| Exercise aim |
Reproduce all of the material exactly as shown.

| Entries shown |
:::::

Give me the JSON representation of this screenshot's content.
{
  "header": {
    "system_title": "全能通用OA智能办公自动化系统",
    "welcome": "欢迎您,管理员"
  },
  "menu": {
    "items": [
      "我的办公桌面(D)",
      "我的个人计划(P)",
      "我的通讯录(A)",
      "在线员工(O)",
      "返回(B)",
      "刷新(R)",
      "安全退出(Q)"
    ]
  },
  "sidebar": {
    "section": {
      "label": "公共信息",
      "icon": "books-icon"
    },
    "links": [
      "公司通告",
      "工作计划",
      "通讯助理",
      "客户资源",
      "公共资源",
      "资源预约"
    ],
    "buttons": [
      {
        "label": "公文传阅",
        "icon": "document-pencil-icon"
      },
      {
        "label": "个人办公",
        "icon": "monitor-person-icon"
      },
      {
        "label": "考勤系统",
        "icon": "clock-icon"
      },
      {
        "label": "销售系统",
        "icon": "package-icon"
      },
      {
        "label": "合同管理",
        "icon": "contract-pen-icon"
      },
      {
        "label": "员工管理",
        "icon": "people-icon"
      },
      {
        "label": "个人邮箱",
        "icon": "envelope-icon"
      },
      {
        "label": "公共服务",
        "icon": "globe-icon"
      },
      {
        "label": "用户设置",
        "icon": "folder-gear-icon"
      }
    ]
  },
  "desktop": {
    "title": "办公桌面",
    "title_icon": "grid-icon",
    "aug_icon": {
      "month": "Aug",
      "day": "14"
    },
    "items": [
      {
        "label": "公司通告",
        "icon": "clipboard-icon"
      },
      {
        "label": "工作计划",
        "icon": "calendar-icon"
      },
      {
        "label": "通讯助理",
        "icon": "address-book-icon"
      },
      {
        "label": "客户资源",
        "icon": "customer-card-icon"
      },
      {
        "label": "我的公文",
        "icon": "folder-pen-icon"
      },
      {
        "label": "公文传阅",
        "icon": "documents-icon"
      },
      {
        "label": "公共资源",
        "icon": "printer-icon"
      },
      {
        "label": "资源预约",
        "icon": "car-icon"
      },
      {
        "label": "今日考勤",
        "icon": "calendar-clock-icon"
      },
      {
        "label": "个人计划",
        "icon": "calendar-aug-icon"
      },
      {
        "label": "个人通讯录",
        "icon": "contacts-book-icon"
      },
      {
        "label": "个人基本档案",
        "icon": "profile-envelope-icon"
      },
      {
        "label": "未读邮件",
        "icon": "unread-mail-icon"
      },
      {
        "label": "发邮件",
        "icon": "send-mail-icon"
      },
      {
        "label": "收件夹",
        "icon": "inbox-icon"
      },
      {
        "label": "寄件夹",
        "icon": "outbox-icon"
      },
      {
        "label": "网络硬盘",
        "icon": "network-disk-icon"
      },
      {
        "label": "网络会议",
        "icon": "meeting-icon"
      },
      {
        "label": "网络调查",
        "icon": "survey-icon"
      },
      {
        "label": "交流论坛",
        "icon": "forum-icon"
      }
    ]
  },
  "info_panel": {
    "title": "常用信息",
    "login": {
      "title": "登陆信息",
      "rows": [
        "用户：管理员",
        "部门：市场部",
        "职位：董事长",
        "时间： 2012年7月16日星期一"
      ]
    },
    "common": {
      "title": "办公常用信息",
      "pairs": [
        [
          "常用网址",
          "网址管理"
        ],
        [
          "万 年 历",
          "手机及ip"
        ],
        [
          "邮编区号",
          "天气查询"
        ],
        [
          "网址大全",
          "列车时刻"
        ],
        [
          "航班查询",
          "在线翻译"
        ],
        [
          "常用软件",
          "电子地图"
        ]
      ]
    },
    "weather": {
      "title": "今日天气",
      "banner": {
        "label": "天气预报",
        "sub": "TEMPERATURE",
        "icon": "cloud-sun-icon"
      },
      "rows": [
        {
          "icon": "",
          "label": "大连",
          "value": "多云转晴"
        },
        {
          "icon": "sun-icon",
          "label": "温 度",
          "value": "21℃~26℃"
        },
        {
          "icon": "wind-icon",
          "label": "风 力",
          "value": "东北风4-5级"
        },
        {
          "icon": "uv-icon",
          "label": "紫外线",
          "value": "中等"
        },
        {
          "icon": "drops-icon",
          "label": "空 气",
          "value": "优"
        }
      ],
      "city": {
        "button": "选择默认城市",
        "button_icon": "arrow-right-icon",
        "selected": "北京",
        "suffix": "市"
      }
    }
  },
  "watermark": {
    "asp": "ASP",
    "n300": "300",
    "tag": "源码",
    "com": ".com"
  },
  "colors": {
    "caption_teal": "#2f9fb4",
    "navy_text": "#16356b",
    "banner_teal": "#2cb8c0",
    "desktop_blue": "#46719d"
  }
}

:::::

| Solution to this problem |
Give me the JSON representation of this screenshot's content.
{
  "header": {
    "system_title": "全能通用OA智能办公自动化系统",
    "welcome": "欢迎您,管理员"
  },
  "menu": {
    "items": [
      "我的办公桌面(D)",
      "我的个人计划(P)",
      "我的通讯录(A)",
      "在线员工(O)",
      "返回(B)",
      "刷新(R)",
      "安全退出(Q)"
    ]
  },
  "sidebar": {
    "section": {
      "label": "公共信息",
      "icon": "books-icon"
    },
    "links": [
      "公司通告",
      "工作计划",
      "通讯助理",
      "客户资源",
      "公共资源",
      "资源预约"
    ],
    "buttons": [
      {
        "label": "公文传阅",
        "icon": "document-pencil-icon"
      },
      {
        "label": "个人办公",
        "icon": "monitor-person-icon"
      },
      {
        "label": "考勤系统",
        "icon": "clock-icon"
      },
      {
        "label": "销售系统",
        "icon": "package-icon"
      },
      {
        "label": "合同管理",
        "icon": "contract-pen-icon"
      },
      {
        "label": "员工管理",
        "icon": "people-icon"
      },
      {
        "label": "个人邮箱",
        "icon": "envelope-icon"
      },
      {
        "label": "公共服务",
        "icon": "globe-icon"
      },
      {
        "label": "用户设置",
        "icon": "folder-gear-icon"
      }
    ]
  },
  "desktop": {
    "title": "办公桌面",
    "title_icon": "grid-icon",
    "aug_icon": {
      "month": "Aug",
      "day": "14"
    },
    "items": [
      {
        "label": "公司通告",
        "icon": "clipboard-icon"
      },
      {
        "label": "工作计划",
        "icon": "calendar-icon"
      },
      {
        "label": "通讯助理",
        "icon": "address-book-icon"
      },
      {
        "label": "客户资源",
        "icon": "customer-card-icon"
      },
      {
        "label": "我的公文",
        "icon": "folder-pen-icon"
      },
      {
        "label": "公文传阅",
        "icon": "documents-icon"
      },
      {
        "label": "公共资源",
        "icon": "printer-icon"
      },
      {
        "label": "资源预约",
        "icon": "car-icon"
      },
      {
        "label": "今日考勤",
        "icon": "calendar-clock-icon"
      },
      {
        "label": "个人计划",
        "icon": "calendar-aug-icon"
      },
      {
        "label": "个人通讯录",
        "icon": "contacts-book-icon"
      },
      {
        "label": "个人基本档案",
        "icon": "profile-envelope-icon"
      },
      {
        "label": "未读邮件",
        "icon": "unread-mail-icon"
      },
      {
        "label": "发邮件",
        "icon": "send-mail-icon"
      },
      {
        "label": "收件夹",
        "icon": "inbox-icon"
      },
      {
        "label": "寄件夹",
        "icon": "outbox-icon"
      },
      {
        "label": "网络硬盘",
        "icon": "network-disk-icon"
      },
      {
        "label": "网络会议",
        "icon": "meeting-icon"
      },
      {
        "label": "网络调查",
        "icon": "survey-icon"
      },
      {
        "label": "交流论坛",
        "icon": "forum-icon"
      }
    ]
  },
  "info_panel": {
    "title": "常用信息",
    "login": {
      "title": "登陆信息",
      "rows": [
        "用户：管理员",
        "部门：市场部",
        "职位：董事长",
        "时间： 2012年7月16日星期一"
      ]
    },
    "common": {
      "title": "办公常用信息",
      "pairs": [
        [
          "常用网址",
          "网址管理"
        ],
        [
          "万 年 历",
          "手机及ip"
        ],
        [
          "邮编区号",
          "天气查询"
        ],
        [
          "网址大全",
          "列车时刻"
        ],
        [
          "航班查询",
          "在线翻译"
        ],
        [
          "常用软件",
          "电子地图"
        ]
      ]
    },
    "weather": {
      "title": "今日天气",
      "banner": {
        "label": "天气预报",
        "sub": "TEMPERATURE",
        "icon": "cloud-sun-icon"
      },
      "rows": [
        {
          "icon": "",
          "label": "大连",
          "value": "多云转晴"
        },
        {
          "icon": "sun-icon",
          "label": "温 度",
          "value": "21℃~26℃"
        },
        {
          "icon": "wind-icon",
          "label": "风 力",
          "value": "东北风4-5级"
        },
        {
          "icon": "uv-icon",
          "label": "紫外线",
          "value": "中等"
        },
        {
          "icon": "drops-icon",
          "label": "空 气",
          "value": "优"
        }
      ],
      "city": {
        "button": "选择默认城市",
        "button_icon": "arrow-right-icon",
        "selected": "北京",
        "suffix": "市"
      }
    }
  },
  "watermark": {
    "asp": "ASP",
    "n300": "300",
    "tag": "源码",
    "com": ".com"
  },
  "colors": {
    "caption_teal": "#2f9fb4",
    "navy_text": "#16356b",
    "banner_teal": "#2cb8c0",
    "desktop_blue": "#46719d"
  }
}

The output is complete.